What you should do: In the comedy excerpt, on which dates in August does the online comedy role playing game Novocastria take place?

Excerpted text:
[START]

Our new world is one of short notice, so the trick as a comedy fan is to stay glued to your socials, follow your favourite comics and venues everywhere. Basically, stay alert.

In August alone Joby Mageean has a Retro Stream every Monday, Mr Shindig’s Victory Laugh takes place on Wednesday 12th August and online comedy role playing game Novocastria is on Thursday 13th and 20th August. Lee Kyle has been positively prolific during lockdown, writing three brand new hour-long shows from scratch, alongside properly funny family shows, new podcasts and will have more to come. The Stand’s weekly show from their Edinburgh venue has been superb, with two Newcastle Takeovers boasting wonderful talent from our region, and they’re constantly showing inventiveness in what they can offer, with a courtyard show selling out very quickly and more in the pipeline, they’re a club to seek out and support.

[END]

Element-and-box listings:
[START]

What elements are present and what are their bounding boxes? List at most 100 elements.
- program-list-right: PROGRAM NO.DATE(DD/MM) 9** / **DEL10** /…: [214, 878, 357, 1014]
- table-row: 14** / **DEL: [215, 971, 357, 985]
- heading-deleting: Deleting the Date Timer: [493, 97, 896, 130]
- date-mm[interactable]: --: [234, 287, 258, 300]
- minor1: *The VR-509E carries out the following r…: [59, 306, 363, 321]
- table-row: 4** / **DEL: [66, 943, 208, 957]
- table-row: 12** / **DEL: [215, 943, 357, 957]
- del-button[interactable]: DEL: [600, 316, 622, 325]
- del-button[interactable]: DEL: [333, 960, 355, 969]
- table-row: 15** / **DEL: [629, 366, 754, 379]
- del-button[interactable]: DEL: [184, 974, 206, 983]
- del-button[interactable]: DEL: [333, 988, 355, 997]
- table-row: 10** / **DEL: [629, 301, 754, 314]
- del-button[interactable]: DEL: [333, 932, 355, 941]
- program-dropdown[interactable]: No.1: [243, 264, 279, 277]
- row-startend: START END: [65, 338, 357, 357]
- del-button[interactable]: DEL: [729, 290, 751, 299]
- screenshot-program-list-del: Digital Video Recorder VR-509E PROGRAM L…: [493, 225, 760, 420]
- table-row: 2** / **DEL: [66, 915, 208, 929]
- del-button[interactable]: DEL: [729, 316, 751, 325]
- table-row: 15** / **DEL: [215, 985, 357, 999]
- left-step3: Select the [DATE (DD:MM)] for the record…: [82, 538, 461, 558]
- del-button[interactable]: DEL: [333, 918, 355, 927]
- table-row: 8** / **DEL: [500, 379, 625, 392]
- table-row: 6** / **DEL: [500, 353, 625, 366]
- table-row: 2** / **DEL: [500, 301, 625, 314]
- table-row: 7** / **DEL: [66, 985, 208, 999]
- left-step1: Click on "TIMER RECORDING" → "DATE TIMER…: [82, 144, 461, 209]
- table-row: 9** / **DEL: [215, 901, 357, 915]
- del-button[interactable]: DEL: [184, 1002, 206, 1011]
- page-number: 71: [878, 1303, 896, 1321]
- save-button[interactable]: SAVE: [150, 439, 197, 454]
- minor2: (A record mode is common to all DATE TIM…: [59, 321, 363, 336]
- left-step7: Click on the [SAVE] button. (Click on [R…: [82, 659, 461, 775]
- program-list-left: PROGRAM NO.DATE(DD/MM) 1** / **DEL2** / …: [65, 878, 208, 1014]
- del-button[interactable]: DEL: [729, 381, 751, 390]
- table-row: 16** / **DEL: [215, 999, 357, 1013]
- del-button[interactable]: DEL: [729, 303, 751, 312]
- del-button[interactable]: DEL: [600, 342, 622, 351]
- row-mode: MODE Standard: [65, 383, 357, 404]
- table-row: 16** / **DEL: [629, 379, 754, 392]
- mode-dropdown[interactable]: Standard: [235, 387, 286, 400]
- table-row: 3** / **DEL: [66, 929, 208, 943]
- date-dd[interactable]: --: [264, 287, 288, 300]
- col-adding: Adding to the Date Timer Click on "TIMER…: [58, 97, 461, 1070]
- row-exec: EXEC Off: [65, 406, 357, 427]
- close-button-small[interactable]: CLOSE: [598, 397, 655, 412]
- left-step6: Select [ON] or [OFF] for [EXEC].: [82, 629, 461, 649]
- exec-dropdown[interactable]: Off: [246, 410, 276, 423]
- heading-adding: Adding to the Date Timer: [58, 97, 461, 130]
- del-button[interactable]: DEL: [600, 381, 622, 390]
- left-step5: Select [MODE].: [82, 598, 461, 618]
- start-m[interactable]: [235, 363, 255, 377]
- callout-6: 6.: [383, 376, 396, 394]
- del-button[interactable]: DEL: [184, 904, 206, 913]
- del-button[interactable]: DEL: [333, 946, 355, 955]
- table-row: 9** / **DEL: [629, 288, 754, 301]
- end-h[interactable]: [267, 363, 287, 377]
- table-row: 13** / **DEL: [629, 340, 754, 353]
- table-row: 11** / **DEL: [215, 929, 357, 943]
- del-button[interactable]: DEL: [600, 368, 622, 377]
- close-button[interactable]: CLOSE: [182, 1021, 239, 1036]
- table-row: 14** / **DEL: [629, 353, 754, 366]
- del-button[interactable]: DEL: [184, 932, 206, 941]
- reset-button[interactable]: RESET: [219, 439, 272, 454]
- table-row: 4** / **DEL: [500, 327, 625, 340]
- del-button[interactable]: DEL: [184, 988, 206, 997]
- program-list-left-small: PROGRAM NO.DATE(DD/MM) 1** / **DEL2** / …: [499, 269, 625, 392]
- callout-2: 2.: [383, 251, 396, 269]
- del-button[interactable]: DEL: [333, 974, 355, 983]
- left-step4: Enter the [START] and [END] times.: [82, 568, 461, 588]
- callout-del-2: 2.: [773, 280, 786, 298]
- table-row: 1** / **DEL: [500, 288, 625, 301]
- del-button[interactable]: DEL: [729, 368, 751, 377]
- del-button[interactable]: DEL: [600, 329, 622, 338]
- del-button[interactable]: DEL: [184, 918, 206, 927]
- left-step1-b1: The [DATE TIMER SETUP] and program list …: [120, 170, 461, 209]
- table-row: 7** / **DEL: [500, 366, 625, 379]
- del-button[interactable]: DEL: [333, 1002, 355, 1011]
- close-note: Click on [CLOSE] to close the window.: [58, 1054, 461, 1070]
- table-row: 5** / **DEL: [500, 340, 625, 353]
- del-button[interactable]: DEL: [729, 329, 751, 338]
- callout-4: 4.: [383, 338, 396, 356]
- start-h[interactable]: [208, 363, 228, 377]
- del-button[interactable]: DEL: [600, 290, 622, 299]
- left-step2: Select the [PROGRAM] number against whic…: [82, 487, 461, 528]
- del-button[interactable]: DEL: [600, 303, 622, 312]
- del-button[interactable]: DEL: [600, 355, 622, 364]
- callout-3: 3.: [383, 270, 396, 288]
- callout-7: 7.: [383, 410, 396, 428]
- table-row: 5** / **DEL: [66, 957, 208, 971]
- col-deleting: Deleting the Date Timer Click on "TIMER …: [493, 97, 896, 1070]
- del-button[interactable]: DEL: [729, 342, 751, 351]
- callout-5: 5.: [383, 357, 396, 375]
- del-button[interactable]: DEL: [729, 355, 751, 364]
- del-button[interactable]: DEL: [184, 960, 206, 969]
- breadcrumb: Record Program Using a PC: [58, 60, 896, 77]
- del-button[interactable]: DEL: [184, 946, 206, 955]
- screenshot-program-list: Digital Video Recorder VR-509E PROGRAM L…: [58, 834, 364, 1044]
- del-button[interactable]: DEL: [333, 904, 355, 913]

[END]

Final answer: Thursday 13th and 20th August.